━━━━━ DATA LISTING

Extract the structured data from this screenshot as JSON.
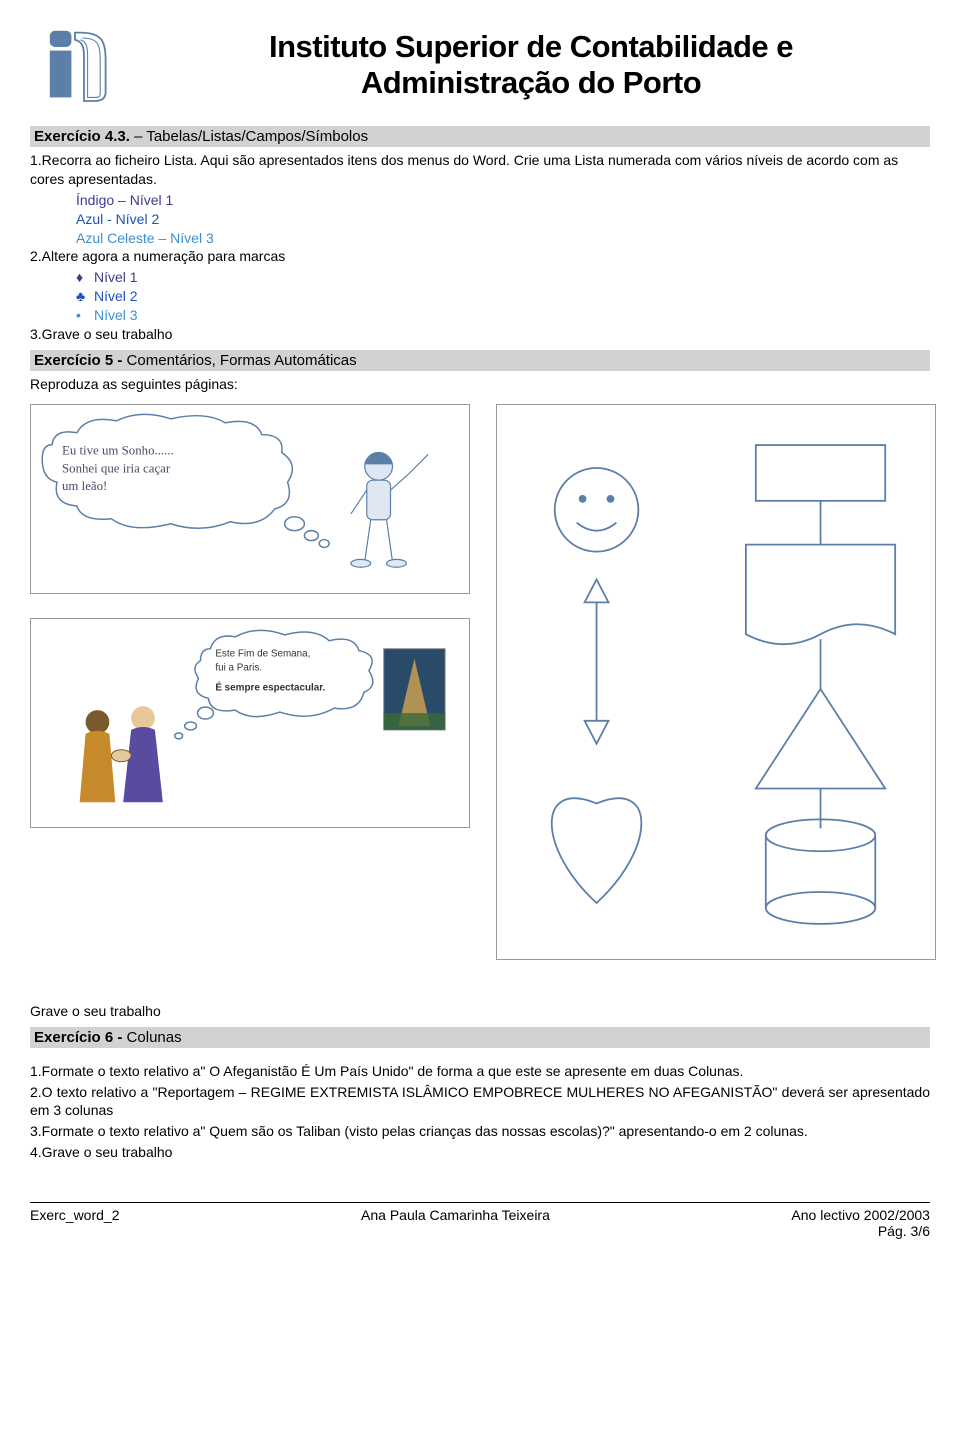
{
  "institution": {
    "line1": "Instituto Superior de Contabilidade e",
    "line2": "Administração do Porto"
  },
  "logo": {
    "stroke": "#5b7fa8",
    "fill_bg": "#ffffff"
  },
  "ex43": {
    "heading_bold": "Exercício 4.3.",
    "heading_rest": " – Tabelas/Listas/Campos/Símbolos",
    "p1": "1.Recorra ao ficheiro Lista. Aqui são apresentados itens dos menus do Word. Crie uma Lista numerada com vários níveis de acordo com as cores apresentadas.",
    "levels": [
      {
        "text": "Índigo – Nível 1",
        "color": "#3b3b8f"
      },
      {
        "text": "Azul - Nível 2",
        "color": "#1f4fbf"
      },
      {
        "text": "Azul Celeste – Nível 3",
        "color": "#3b8fcf"
      }
    ],
    "p2": "2.Altere agora a numeração para marcas",
    "bullets": [
      {
        "sym": "♦",
        "text": "Nível 1",
        "color": "#3b3b8f"
      },
      {
        "sym": "♣",
        "text": "Nível 2",
        "color": "#1f4fbf"
      },
      {
        "sym": "•",
        "text": "Nível 3",
        "color": "#3b8fcf"
      }
    ],
    "p3": "3.Grave o seu trabalho"
  },
  "ex5": {
    "heading_bold": "Exercício 5 -",
    "heading_rest": " Comentários, Formas Automáticas",
    "p1": "Reproduza as seguintes páginas:",
    "fig1": {
      "callout_lines": [
        "Eu tive um Sonho......",
        "Sonhei que iria caçar",
        "um leão!"
      ],
      "stroke": "#5b7fa8",
      "text_color": "#4a4a6a"
    },
    "fig2": {
      "callout_lines": [
        "Este Fim de Semana,",
        "fui a Paris.",
        "É sempre espectacular."
      ],
      "stroke": "#5b7fa8"
    },
    "fig3": {
      "stroke": "#5b7fa8"
    },
    "p2": "Grave o seu trabalho"
  },
  "ex6": {
    "heading_bold": "Exercício 6 -",
    "heading_rest": " Colunas",
    "items": {
      "p1": "1.Formate o texto relativo a\" O Afeganistão É Um País Unido\" de forma a que este se apresente em duas Colunas.",
      "p2": "2.O texto relativo a \"Reportagem – REGIME EXTREMISTA ISLÂMICO EMPOBRECE MULHERES NO AFEGANISTÃO\" deverá ser apresentado em 3 colunas",
      "p3": "3.Formate o texto relativo a\" Quem são os Taliban (visto pelas crianças das nossas escolas)?\" apresentando-o em 2 colunas.",
      "p4": "4.Grave o seu trabalho"
    }
  },
  "footer": {
    "left": "Exerc_word_2",
    "center": "Ana Paula Camarinha Teixeira",
    "right_line1": "Ano lectivo 2002/2003",
    "right_line2": "Pág. 3/6"
  },
  "colors": {
    "heading_bg": "#d2d2d2",
    "text": "#000000"
  }
}
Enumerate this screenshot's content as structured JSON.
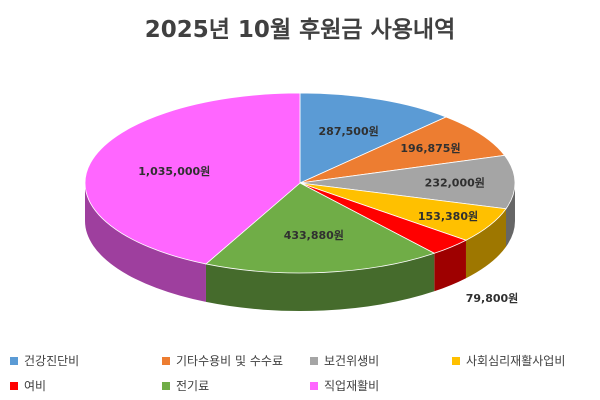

━━━━━━━━━━

--- WRITTEN TASK ---
Check all the records above and select each line where the string "Grave" is found.

--- EXPECTED ANSWER ---
    "p3": "3.Grave o seu trabalho"
    "p2": "Grave o seu trabalho"
      "p4": "4.Grave o seu trabalho"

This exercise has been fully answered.